▸ 本文抜粋
この他の伝票は向精神薬以外の意味であり、一類と二類が同じ伝票に記載されていれば、まとめて向精神薬伝票として保存していればよいとは思います。
ただ、保健所的には3類も含めて帳簿を作ってほしいみたいですが・・・
記事No2861 題名:向精神薬1種、2種の帳簿 投稿者:にこ 投稿日:2024-10-19 15:06:14
向精神薬の入庫払出の帳簿は1、2類の譲渡伝票を別保管すれば書かなくてもよいのでしょうか?
記事No2542 題名:Re:ぽん太様 投稿者:管理人tera 投稿日:2023-07-08 13:32:07
他の方法ですか・・・。どうしても紙の方が簡便なのでこれを選んでしまいますが、デジタル媒体への記録でもよいかとは思います。

▸ 保存データ
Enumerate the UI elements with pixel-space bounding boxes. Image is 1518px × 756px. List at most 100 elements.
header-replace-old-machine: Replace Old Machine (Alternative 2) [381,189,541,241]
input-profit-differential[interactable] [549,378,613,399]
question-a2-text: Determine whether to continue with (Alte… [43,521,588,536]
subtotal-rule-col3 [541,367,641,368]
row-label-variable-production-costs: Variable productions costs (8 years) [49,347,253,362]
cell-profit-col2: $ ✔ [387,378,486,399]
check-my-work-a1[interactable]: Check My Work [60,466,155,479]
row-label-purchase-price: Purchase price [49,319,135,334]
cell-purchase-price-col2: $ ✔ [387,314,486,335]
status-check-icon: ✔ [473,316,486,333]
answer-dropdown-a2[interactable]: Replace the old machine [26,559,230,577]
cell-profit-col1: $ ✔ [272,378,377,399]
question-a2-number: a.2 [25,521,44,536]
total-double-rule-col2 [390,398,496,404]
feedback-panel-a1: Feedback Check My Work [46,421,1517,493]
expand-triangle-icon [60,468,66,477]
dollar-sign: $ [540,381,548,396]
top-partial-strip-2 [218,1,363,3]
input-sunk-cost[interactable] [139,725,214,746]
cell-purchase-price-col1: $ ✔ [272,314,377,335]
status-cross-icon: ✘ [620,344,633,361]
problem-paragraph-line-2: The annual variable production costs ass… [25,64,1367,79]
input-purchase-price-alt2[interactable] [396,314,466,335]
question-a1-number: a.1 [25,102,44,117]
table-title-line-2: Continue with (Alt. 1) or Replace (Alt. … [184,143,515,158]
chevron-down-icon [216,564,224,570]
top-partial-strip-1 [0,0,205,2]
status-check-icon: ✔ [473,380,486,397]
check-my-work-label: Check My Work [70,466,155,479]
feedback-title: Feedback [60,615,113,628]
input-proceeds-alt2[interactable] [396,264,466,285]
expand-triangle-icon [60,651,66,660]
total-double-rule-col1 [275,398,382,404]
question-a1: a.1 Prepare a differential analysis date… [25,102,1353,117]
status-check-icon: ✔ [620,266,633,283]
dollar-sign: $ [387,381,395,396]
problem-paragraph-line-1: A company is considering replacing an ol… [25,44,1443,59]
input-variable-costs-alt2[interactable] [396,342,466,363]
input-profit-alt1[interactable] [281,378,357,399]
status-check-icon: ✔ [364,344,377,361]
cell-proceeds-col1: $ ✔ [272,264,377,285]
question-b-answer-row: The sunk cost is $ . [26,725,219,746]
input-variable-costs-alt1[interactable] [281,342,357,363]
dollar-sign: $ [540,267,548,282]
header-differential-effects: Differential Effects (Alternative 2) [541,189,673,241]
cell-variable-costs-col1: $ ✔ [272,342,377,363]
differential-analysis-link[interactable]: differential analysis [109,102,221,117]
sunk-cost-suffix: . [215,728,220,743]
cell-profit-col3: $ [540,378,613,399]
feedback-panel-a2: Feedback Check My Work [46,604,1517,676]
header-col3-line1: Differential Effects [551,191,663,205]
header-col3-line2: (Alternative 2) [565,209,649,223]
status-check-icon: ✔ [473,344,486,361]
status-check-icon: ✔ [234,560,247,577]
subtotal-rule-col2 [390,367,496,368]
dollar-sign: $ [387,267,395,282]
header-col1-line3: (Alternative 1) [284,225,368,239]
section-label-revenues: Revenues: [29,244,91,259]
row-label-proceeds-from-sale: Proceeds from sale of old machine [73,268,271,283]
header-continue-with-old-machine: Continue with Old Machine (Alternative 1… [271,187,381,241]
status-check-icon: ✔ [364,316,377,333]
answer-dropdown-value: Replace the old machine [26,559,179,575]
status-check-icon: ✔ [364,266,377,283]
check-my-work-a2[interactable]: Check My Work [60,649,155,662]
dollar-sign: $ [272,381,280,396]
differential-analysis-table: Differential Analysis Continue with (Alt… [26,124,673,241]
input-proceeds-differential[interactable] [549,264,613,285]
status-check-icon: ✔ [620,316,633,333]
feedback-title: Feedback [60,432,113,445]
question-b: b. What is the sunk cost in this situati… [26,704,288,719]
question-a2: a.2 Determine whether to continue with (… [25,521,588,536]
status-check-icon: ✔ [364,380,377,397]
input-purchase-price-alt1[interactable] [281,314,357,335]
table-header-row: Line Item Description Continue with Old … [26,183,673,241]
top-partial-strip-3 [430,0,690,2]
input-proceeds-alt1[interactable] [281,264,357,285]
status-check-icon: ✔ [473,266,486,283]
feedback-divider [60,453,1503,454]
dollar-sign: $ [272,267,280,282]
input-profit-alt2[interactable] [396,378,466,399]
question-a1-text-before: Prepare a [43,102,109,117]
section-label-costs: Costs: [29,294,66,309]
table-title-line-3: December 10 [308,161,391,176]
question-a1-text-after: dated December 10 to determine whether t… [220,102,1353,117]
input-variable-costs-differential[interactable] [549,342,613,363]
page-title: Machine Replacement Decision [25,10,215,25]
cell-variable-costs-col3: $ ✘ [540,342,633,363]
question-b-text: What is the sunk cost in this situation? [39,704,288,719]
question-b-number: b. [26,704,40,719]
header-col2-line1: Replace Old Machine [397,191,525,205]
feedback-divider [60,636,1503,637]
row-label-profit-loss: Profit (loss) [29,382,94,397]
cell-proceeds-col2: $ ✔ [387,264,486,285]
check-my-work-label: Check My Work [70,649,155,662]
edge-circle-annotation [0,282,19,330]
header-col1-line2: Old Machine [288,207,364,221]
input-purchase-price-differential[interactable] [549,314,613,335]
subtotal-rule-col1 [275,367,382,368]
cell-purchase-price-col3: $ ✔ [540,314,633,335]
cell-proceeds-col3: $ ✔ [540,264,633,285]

▸ 資料への設問
1. 向精神薬の帳簿に関する本文抜粋から、「この他の伝票は向精神薬以外の」から「記録でもよいかとは思います。」まで（両端を含む）を抜き出してください。
2. 向精神薬の帳簿に関する本文抜粋で、記録の方法として紙が選ばれている理由を、本文に基づいて1～3文で説明してください。
3. 向精神薬の帳簿についての文章を、最後の文の後から書き進めてください。

▸ 設問別の解答
1.
この他の伝票は向精神薬以外の意味であり、一類と二類が同じ伝票に記載されていれば、まとめて向精神薬伝票として保存していればよいとは思います。
ただ、保健所的には3類も含めて帳簿を作ってほしいみたいですが・・・
記事No2861 題名:向精神薬1種、2種の帳簿 投稿者:にこ 投稿日:2024-10-19 15:06:14
向精神薬の入庫払出の帳簿は1、2類の譲渡伝票を別保管すれば書かなくてもよいのでしょうか?
記事No2542 題名:Re:ぽん太様 投稿者:管理人tera 投稿日:2023-07-08 13:32:07
他の方法ですか・・・。どうしても紙の方が簡便なのでこれを選んでしまいますが、デジタル媒体への記録でもよいかとは思います。

2. 紙の方が簡便なので、紙での記録を選んでいると述べられています。ただし、デジタル媒体への記録でもよいとも書かれています。

3.
記事No2540 題名:向精神薬 帳簿 投稿者:ぽん太 投稿日:2023-07-05 16:05:02
今は麻薬帳簿と同じように手書きで記録しています。他に方法がないか?と聞かれたので、あれば教えてください。
記事No2532 題名:Re:ふじい様 投稿者:管理人tera 投稿日:2023-06-26 09:39:44
1,2類の記録は必須ですが、3類は任意です。
個別指導もそうですが、保健所の立ち入りで必ずチェックされるのできちんとやったほうがいいとは思いますが・・・。
しかし、法令違反であっても責任が管理薬剤師にあるので、その辺のことは管理薬剤師にお任せでいいのかなとは思います。